(SHORT TASK)
Sift the material for lines containing "zmieniono", and return them.

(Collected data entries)
· · · · · · ·
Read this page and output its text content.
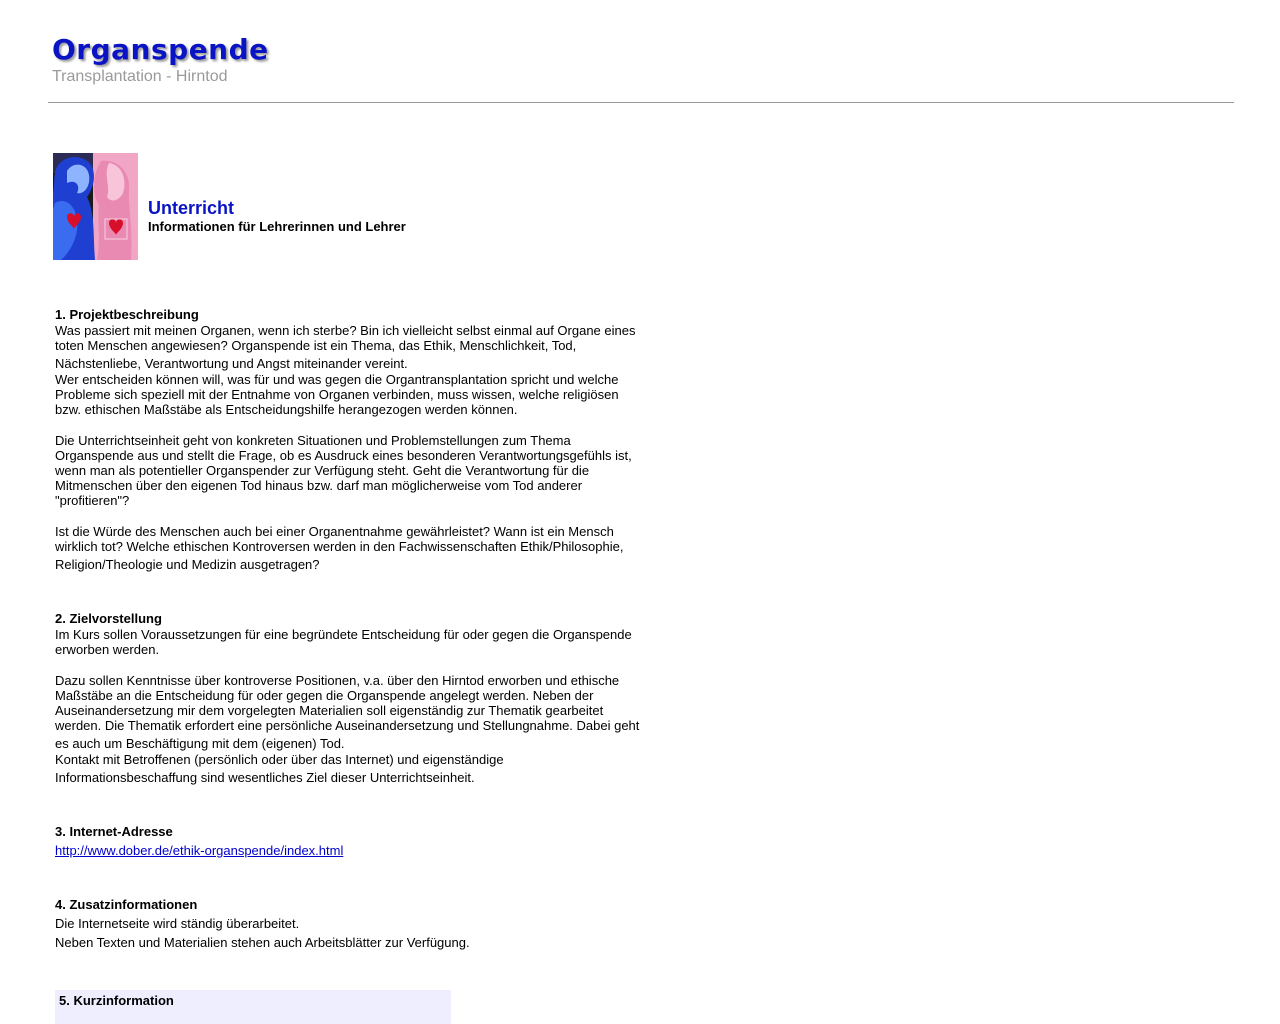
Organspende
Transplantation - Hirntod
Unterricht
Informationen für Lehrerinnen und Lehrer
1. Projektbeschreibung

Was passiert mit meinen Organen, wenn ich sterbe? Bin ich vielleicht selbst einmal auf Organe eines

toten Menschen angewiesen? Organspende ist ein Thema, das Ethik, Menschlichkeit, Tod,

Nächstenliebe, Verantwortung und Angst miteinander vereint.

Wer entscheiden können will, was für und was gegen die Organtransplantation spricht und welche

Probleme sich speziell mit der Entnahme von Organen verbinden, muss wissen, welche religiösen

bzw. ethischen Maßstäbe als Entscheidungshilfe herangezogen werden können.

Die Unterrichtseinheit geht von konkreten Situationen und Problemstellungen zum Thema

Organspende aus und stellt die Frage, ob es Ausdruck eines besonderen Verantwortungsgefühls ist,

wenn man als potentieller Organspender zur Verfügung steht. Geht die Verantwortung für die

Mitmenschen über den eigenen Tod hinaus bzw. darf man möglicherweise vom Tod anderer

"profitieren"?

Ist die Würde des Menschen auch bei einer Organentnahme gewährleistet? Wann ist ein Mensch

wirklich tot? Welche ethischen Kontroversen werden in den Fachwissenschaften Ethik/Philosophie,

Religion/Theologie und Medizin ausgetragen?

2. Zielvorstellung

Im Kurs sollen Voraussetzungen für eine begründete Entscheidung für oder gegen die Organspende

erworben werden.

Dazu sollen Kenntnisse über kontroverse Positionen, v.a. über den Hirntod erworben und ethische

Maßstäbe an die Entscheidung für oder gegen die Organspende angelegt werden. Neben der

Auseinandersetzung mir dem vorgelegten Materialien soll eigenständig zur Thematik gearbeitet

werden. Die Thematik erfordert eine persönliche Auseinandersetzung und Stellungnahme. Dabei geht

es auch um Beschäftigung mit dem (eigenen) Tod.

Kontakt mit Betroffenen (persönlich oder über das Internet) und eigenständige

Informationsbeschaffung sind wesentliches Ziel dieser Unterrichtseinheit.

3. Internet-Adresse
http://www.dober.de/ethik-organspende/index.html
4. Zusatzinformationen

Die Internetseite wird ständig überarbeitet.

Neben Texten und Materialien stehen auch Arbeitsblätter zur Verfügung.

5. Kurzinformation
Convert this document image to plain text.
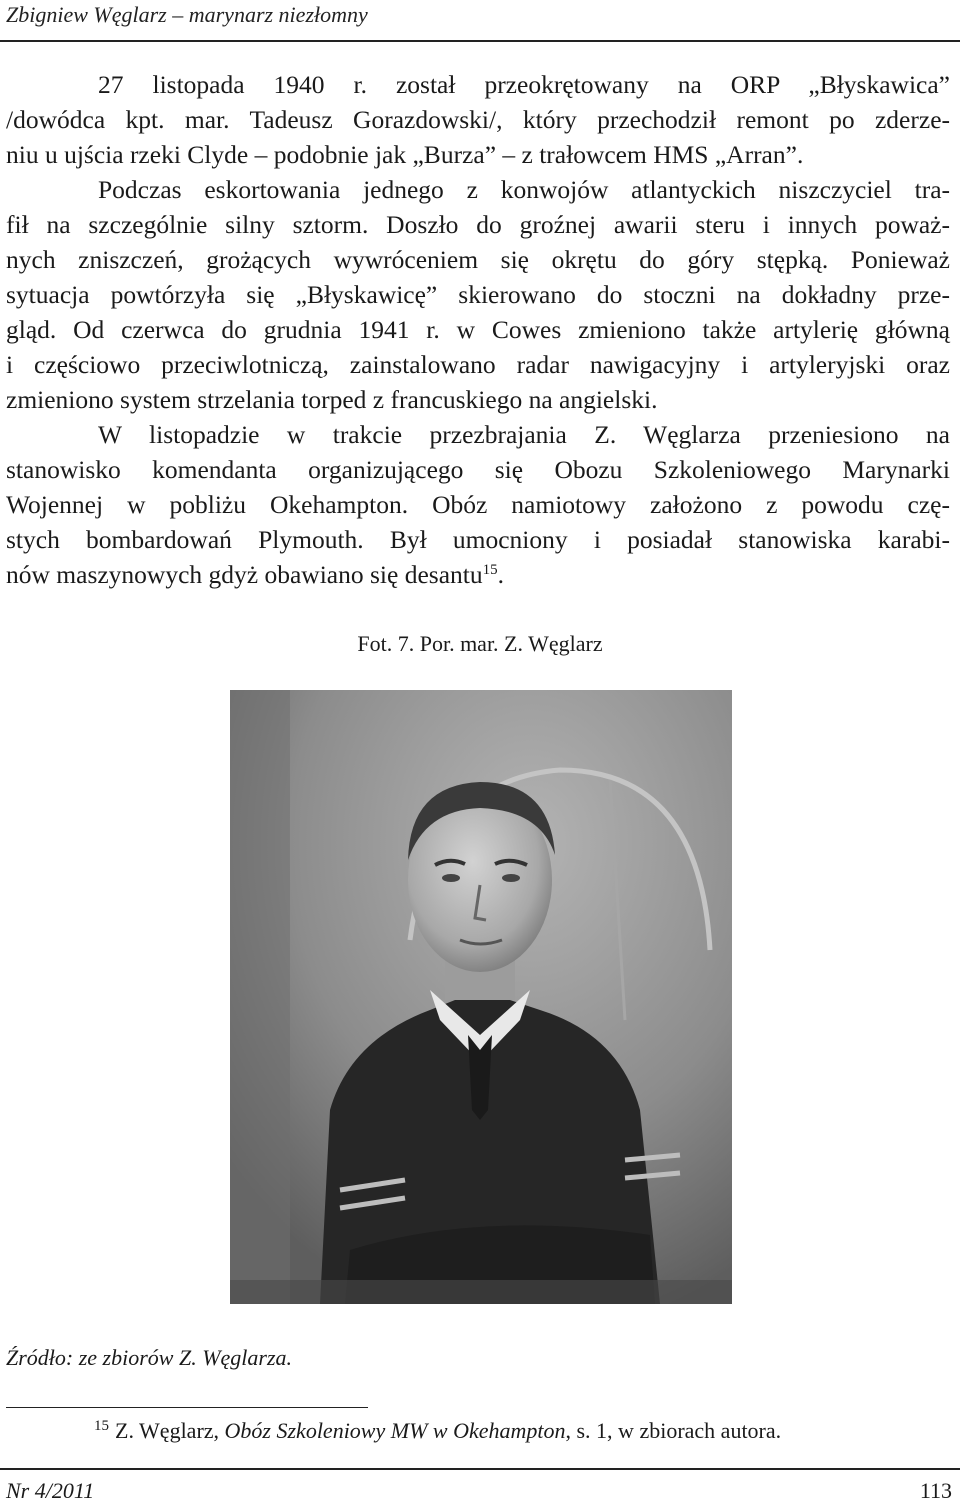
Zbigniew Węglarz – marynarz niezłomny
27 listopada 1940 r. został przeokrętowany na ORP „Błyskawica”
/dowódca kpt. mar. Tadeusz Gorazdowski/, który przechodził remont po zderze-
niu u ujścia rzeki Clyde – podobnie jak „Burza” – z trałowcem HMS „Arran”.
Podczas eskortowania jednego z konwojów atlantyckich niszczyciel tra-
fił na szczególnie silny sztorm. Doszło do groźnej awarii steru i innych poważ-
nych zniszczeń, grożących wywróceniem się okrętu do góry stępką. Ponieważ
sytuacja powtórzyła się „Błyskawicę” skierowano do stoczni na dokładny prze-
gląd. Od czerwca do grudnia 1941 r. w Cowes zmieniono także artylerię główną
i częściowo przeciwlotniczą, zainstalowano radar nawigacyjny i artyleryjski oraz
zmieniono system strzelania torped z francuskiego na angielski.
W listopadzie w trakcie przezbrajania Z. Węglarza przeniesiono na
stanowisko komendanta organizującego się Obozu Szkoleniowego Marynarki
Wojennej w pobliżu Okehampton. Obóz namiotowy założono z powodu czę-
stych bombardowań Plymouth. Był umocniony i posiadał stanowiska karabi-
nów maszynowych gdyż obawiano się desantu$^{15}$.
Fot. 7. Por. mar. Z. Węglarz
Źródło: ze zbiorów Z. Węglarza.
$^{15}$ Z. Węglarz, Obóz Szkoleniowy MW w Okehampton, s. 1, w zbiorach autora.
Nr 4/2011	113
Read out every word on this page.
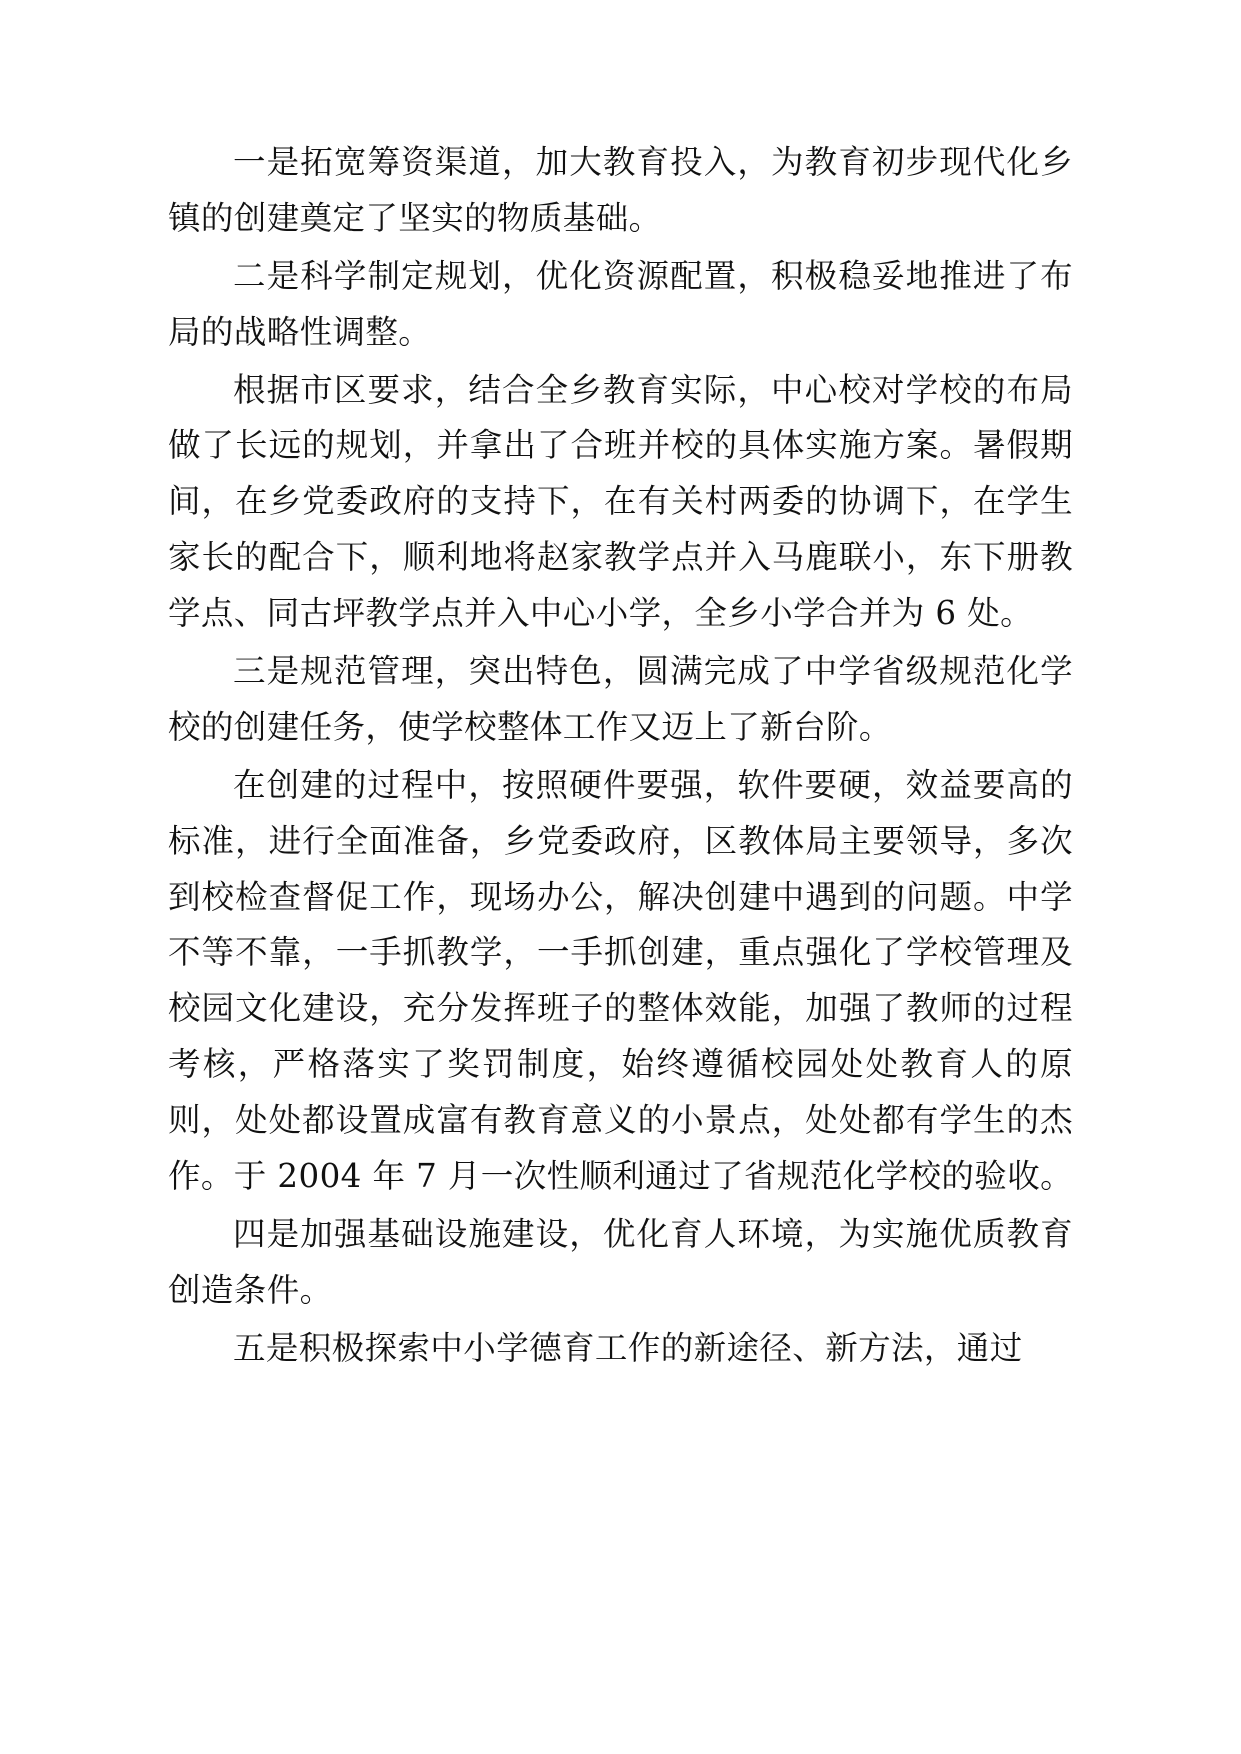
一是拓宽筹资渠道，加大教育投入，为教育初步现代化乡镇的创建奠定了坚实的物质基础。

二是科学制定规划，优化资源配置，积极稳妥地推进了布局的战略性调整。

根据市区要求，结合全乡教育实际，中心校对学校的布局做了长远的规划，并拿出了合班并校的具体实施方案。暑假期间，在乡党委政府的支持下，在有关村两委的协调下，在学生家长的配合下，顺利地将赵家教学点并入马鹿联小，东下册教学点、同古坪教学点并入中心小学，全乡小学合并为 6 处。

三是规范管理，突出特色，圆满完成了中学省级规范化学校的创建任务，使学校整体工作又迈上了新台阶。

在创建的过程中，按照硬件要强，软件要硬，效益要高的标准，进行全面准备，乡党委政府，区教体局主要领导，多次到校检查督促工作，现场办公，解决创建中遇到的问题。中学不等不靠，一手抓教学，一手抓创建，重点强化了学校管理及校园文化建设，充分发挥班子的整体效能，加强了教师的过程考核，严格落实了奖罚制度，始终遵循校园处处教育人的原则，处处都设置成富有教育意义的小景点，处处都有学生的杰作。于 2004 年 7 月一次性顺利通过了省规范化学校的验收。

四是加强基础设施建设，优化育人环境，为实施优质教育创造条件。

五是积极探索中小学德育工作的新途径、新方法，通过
· · · · · · ·
(SOLUTION BELOW)
gląd. Od czerwca do grudnia 1941 r. w Cowes zmieniono także artylerię główną
zmieniono system strzelania torped z francuskiego na angielski.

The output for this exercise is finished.